Task objective:
The line containing "Decode this image" marks the start; extract exactly from it through the last line of the entries, and omit any pictures.

[Figure content listings]
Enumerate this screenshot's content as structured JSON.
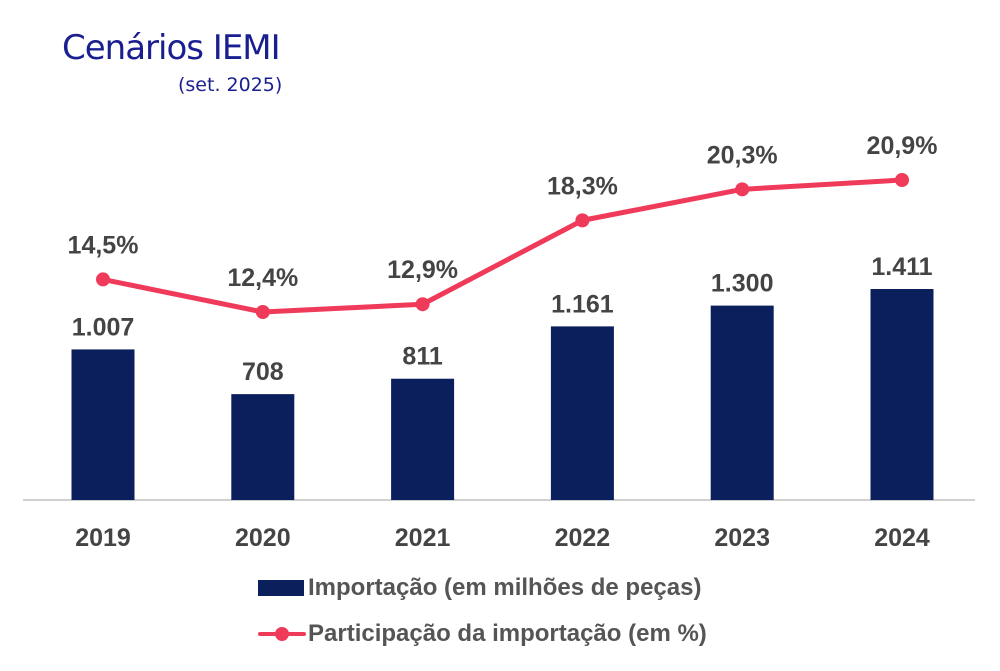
{
  "header": {
    "title": "Cenários IEMI",
    "subtitle": "(set. 2025)"
  },
  "colors": {
    "bar": "#0b1f5c",
    "line": "#f03a5a",
    "label": "#444444",
    "title": "#1a1f8f",
    "axis": "#d0d0d0"
  },
  "chart_data": {
    "type": "bar",
    "title": "Cenários IEMI",
    "subtitle": "(set. 2025)",
    "categories": [
      "2019",
      "2020",
      "2021",
      "2022",
      "2023",
      "2024"
    ],
    "series": [
      {
        "name": "Importação (em milhões de peças)",
        "type": "bar",
        "values": [
          1007,
          708,
          811,
          1161,
          1300,
          1411
        ],
        "labels": [
          "1.007",
          "708",
          "811",
          "1.161",
          "1.300",
          "1.411"
        ]
      },
      {
        "name": "Participação da importação (em %)",
        "type": "line",
        "values": [
          14.5,
          12.4,
          12.9,
          18.3,
          20.3,
          20.9
        ],
        "labels": [
          "14,5%",
          "12,4%",
          "12,9%",
          "18,3%",
          "20,3%",
          "20,9%"
        ]
      }
    ],
    "xlabel": "",
    "ylabel": "",
    "grid": false,
    "legend": "bottom-center"
  }
}
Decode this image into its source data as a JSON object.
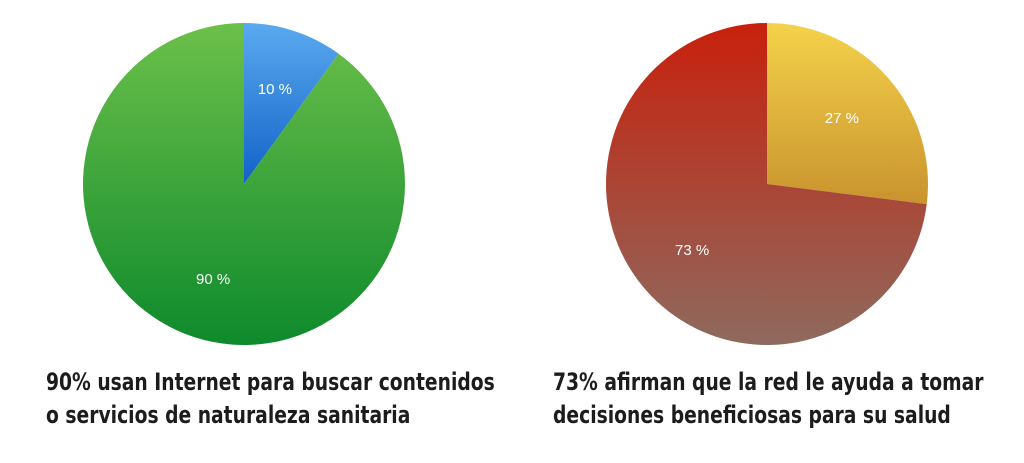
{
  "chart_data": [
    {
      "type": "pie",
      "slices": [
        {
          "label": "10 %",
          "value": 10,
          "color_start": "#5aaaf0",
          "color_end": "#1262c8"
        },
        {
          "label": "90 %",
          "value": 90,
          "color_start": "#6cc04a",
          "color_end": "#0e8a2c"
        }
      ],
      "start_angle_deg": 0,
      "caption_lines": [
        "90% usan Internet para buscar contenidos",
        "o servicios de naturaleza sanitaria"
      ]
    },
    {
      "type": "pie",
      "slices": [
        {
          "label": "27 %",
          "value": 27,
          "color_start": "#f4d24a",
          "color_end": "#c9932e"
        },
        {
          "label": "73 %",
          "value": 73,
          "color_start": "#c8200c",
          "color_end": "#8e6a5e"
        }
      ],
      "start_angle_deg": 0,
      "caption_lines": [
        "73% afirman que la red le ayuda a tomar",
        "decisiones beneficiosas para su salud"
      ]
    }
  ]
}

Problem solution:
Decode this image into its source data as a JSON object.
{
  "chart_data": [
    {
      "type": "pie",
      "slices": [
        {
          "label": "10 %",
          "value": 10,
          "color_start": "#5aaaf0",
          "color_end": "#1262c8"
        },
        {
          "label": "90 %",
          "value": 90,
          "color_start": "#6cc04a",
          "color_end": "#0e8a2c"
        }
      ],
      "start_angle_deg": 0,
      "caption_lines": [
        "90% usan Internet para buscar contenidos",
        "o servicios de naturaleza sanitaria"
      ]
    },
    {
      "type": "pie",
      "slices": [
        {
          "label": "27 %",
          "value": 27,
          "color_start": "#f4d24a",
          "color_end": "#c9932e"
        },
        {
          "label": "73 %",
          "value": 73,
          "color_start": "#c8200c",
          "color_end": "#8e6a5e"
        }
      ],
      "start_angle_deg": 0,
      "caption_lines": [
        "73% afirman que la red le ayuda a tomar",
        "decisiones beneficiosas para su salud"
      ]
    }
  ]
}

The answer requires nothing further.